BEGIN

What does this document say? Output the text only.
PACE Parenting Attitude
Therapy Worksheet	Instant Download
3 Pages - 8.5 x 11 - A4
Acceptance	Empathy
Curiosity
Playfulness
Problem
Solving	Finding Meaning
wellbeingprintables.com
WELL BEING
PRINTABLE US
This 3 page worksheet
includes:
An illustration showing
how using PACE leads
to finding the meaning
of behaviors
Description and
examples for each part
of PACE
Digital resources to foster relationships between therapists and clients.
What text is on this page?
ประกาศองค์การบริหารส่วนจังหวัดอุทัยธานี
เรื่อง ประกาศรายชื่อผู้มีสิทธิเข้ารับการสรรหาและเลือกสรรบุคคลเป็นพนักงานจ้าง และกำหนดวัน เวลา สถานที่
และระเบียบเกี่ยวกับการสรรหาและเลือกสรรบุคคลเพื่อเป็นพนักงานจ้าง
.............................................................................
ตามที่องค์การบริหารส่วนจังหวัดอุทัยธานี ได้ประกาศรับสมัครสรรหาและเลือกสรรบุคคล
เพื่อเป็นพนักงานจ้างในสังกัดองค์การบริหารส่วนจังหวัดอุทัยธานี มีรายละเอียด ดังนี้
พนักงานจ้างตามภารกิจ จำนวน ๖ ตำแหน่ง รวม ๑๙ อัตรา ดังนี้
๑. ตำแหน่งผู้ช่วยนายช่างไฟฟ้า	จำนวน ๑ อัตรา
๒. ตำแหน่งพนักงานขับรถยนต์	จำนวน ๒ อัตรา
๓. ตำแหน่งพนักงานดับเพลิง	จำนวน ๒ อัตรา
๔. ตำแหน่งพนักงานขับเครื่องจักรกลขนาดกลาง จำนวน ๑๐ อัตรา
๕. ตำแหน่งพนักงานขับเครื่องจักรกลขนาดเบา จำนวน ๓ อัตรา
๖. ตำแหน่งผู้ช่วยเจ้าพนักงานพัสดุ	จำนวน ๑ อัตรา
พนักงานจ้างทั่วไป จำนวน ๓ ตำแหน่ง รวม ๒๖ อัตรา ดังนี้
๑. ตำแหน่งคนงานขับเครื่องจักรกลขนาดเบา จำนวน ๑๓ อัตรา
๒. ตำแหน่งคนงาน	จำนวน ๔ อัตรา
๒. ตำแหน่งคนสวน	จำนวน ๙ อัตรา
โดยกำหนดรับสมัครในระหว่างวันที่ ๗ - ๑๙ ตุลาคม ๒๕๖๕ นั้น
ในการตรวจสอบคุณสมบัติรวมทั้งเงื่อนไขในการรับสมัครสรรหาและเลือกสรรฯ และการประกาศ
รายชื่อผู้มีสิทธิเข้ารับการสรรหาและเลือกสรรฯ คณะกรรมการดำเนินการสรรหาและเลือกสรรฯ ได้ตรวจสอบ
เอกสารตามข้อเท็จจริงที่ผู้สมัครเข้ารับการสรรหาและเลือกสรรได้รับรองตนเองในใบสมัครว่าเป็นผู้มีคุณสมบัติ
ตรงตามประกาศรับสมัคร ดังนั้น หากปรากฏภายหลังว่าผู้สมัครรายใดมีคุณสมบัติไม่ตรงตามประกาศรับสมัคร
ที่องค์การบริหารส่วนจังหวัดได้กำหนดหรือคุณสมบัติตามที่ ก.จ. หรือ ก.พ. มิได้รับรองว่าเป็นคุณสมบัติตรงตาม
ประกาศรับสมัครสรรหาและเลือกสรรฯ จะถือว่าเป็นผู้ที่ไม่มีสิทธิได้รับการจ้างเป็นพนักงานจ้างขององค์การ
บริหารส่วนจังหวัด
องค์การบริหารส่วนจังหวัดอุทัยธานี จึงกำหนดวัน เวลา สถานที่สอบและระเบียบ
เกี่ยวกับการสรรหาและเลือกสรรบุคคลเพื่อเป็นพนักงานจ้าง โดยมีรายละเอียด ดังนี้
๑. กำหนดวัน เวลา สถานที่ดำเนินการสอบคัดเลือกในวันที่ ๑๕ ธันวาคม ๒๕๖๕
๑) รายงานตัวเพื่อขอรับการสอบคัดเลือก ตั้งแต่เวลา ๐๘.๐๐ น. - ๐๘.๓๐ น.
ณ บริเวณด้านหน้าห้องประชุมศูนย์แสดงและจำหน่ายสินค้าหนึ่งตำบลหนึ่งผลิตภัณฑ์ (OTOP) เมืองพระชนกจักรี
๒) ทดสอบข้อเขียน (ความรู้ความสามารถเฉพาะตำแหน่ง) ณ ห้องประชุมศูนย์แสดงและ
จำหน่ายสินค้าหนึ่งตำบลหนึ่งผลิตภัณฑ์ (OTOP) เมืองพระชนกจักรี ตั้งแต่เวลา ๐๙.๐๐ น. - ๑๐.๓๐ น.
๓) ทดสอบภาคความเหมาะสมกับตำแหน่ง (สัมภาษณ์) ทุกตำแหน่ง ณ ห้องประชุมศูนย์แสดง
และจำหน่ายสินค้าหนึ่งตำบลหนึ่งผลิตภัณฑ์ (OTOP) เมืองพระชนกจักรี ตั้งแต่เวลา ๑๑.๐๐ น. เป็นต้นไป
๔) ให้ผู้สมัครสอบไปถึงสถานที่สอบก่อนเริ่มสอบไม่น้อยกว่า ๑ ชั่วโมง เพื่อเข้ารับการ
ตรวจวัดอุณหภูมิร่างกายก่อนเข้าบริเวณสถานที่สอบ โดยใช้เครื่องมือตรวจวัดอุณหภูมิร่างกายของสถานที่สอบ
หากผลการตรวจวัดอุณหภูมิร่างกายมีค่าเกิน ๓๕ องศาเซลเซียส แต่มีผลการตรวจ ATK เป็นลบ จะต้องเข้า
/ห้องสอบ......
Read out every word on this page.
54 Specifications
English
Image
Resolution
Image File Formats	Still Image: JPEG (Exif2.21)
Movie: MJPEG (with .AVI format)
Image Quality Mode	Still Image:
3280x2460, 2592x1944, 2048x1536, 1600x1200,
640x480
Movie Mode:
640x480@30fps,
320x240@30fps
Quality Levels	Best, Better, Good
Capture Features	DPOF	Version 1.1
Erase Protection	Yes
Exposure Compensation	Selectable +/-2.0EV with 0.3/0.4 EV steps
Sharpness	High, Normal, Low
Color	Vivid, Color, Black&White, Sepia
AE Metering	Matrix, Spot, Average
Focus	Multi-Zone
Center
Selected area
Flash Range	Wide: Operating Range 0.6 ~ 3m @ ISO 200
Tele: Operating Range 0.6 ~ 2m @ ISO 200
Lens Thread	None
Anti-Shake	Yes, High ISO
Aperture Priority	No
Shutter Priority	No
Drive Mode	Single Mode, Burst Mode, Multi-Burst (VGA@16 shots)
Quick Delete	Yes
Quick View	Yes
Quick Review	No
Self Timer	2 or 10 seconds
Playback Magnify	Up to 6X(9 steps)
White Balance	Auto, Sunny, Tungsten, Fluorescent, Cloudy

END

REQUEST:
Retype the data exactly as given.

FINAL RESULT:
What does this document say? Output the text only.
PACE Parenting Attitude
Therapy Worksheet	Instant Download
3 Pages - 8.5 x 11 - A4
Acceptance	Empathy
Curiosity
Playfulness
Problem
Solving	Finding Meaning
wellbeingprintables.com
WELL BEING
PRINTABLE US
This 3 page worksheet
includes:
An illustration showing
how using PACE leads
to finding the meaning
of behaviors
Description and
examples for each part
of PACE
Digital resources to foster relationships between therapists and clients.
What text is on this page?
ประกาศองค์การบริหารส่วนจังหวัดอุทัยธานี
เรื่อง ประกาศรายชื่อผู้มีสิทธิเข้ารับการสรรหาและเลือกสรรบุคคลเป็นพนักงานจ้าง และกำหนดวัน เวลา สถานที่
และระเบียบเกี่ยวกับการสรรหาและเลือกสรรบุคคลเพื่อเป็นพนักงานจ้าง
.............................................................................
ตามที่องค์การบริหารส่วนจังหวัดอุทัยธานี ได้ประกาศรับสมัครสรรหาและเลือกสรรบุคคล
เพื่อเป็นพนักงานจ้างในสังกัดองค์การบริหารส่วนจังหวัดอุทัยธานี มีรายละเอียด ดังนี้
พนักงานจ้างตามภารกิจ จำนวน ๖ ตำแหน่ง รวม ๑๙ อัตรา ดังนี้
๑. ตำแหน่งผู้ช่วยนายช่างไฟฟ้า	จำนวน ๑ อัตรา
๒. ตำแหน่งพนักงานขับรถยนต์	จำนวน ๒ อัตรา
๓. ตำแหน่งพนักงานดับเพลิง	จำนวน ๒ อัตรา
๔. ตำแหน่งพนักงานขับเครื่องจักรกลขนาดกลาง จำนวน ๑๐ อัตรา
๕. ตำแหน่งพนักงานขับเครื่องจักรกลขนาดเบา จำนวน ๓ อัตรา
๖. ตำแหน่งผู้ช่วยเจ้าพนักงานพัสดุ	จำนวน ๑ อัตรา
พนักงานจ้างทั่วไป จำนวน ๓ ตำแหน่ง รวม ๒๖ อัตรา ดังนี้
๑. ตำแหน่งคนงานขับเครื่องจักรกลขนาดเบา จำนวน ๑๓ อัตรา
๒. ตำแหน่งคนงาน	จำนวน ๔ อัตรา
๒. ตำแหน่งคนสวน	จำนวน ๙ อัตรา
โดยกำหนดรับสมัครในระหว่างวันที่ ๗ - ๑๙ ตุลาคม ๒๕๖๕ นั้น
ในการตรวจสอบคุณสมบัติรวมทั้งเงื่อนไขในการรับสมัครสรรหาและเลือกสรรฯ และการประกาศ
รายชื่อผู้มีสิทธิเข้ารับการสรรหาและเลือกสรรฯ คณะกรรมการดำเนินการสรรหาและเลือกสรรฯ ได้ตรวจสอบ
เอกสารตามข้อเท็จจริงที่ผู้สมัครเข้ารับการสรรหาและเลือกสรรได้รับรองตนเองในใบสมัครว่าเป็นผู้มีคุณสมบัติ
ตรงตามประกาศรับสมัคร ดังนั้น หากปรากฏภายหลังว่าผู้สมัครรายใดมีคุณสมบัติไม่ตรงตามประกาศรับสมัคร
ที่องค์การบริหารส่วนจังหวัดได้กำหนดหรือคุณสมบัติตามที่ ก.จ. หรือ ก.พ. มิได้รับรองว่าเป็นคุณสมบัติตรงตาม
ประกาศรับสมัครสรรหาและเลือกสรรฯ จะถือว่าเป็นผู้ที่ไม่มีสิทธิได้รับการจ้างเป็นพนักงานจ้างขององค์การ
บริหารส่วนจังหวัด
องค์การบริหารส่วนจังหวัดอุทัยธานี จึงกำหนดวัน เวลา สถานที่สอบและระเบียบ
เกี่ยวกับการสรรหาและเลือกสรรบุคคลเพื่อเป็นพนักงานจ้าง โดยมีรายละเอียด ดังนี้
๑. กำหนดวัน เวลา สถานที่ดำเนินการสอบคัดเลือกในวันที่ ๑๕ ธันวาคม ๒๕๖๕
๑) รายงานตัวเพื่อขอรับการสอบคัดเลือก ตั้งแต่เวลา ๐๘.๐๐ น. - ๐๘.๓๐ น.
ณ บริเวณด้านหน้าห้องประชุมศูนย์แสดงและจำหน่ายสินค้าหนึ่งตำบลหนึ่งผลิตภัณฑ์ (OTOP) เมืองพระชนกจักรี
๒) ทดสอบข้อเขียน (ความรู้ความสามารถเฉพาะตำแหน่ง) ณ ห้องประชุมศูนย์แสดงและ
จำหน่ายสินค้าหนึ่งตำบลหนึ่งผลิตภัณฑ์ (OTOP) เมืองพระชนกจักรี ตั้งแต่เวลา ๐๙.๐๐ น. - ๑๐.๓๐ น.
๓) ทดสอบภาคความเหมาะสมกับตำแหน่ง (สัมภาษณ์) ทุกตำแหน่ง ณ ห้องประชุมศูนย์แสดง
และจำหน่ายสินค้าหนึ่งตำบลหนึ่งผลิตภัณฑ์ (OTOP) เมืองพระชนกจักรี ตั้งแต่เวลา ๑๑.๐๐ น. เป็นต้นไป
๔) ให้ผู้สมัครสอบไปถึงสถานที่สอบก่อนเริ่มสอบไม่น้อยกว่า ๑ ชั่วโมง เพื่อเข้ารับการ
ตรวจวัดอุณหภูมิร่างกายก่อนเข้าบริเวณสถานที่สอบ โดยใช้เครื่องมือตรวจวัดอุณหภูมิร่างกายของสถานที่สอบ
หากผลการตรวจวัดอุณหภูมิร่างกายมีค่าเกิน ๓๕ องศาเซลเซียส แต่มีผลการตรวจ ATK เป็นลบ จะต้องเข้า
/ห้องสอบ......
Read out every word on this page.
54 Specifications
English
Image
Resolution
Image File Formats	Still Image: JPEG (Exif2.21)
Movie: MJPEG (with .AVI format)
Image Quality Mode	Still Image:
3280x2460, 2592x1944, 2048x1536, 1600x1200,
640x480
Movie Mode:
640x480@30fps,
320x240@30fps
Quality Levels	Best, Better, Good
Capture Features	DPOF	Version 1.1
Erase Protection	Yes
Exposure Compensation	Selectable +/-2.0EV with 0.3/0.4 EV steps
Sharpness	High, Normal, Low
Color	Vivid, Color, Black&White, Sepia
AE Metering	Matrix, Spot, Average
Focus	Multi-Zone
Center
Selected area
Flash Range	Wide: Operating Range 0.6 ~ 3m @ ISO 200
Tele: Operating Range 0.6 ~ 2m @ ISO 200
Lens Thread	None
Anti-Shake	Yes, High ISO
Aperture Priority	No
Shutter Priority	No
Drive Mode	Single Mode, Burst Mode, Multi-Burst (VGA@16 shots)
Quick Delete	Yes
Quick View	Yes
Quick Review	No
Self Timer	2 or 10 seconds
Playback Magnify	Up to 6X(9 steps)
White Balance	Auto, Sunny, Tungsten, Fluorescent, Cloudy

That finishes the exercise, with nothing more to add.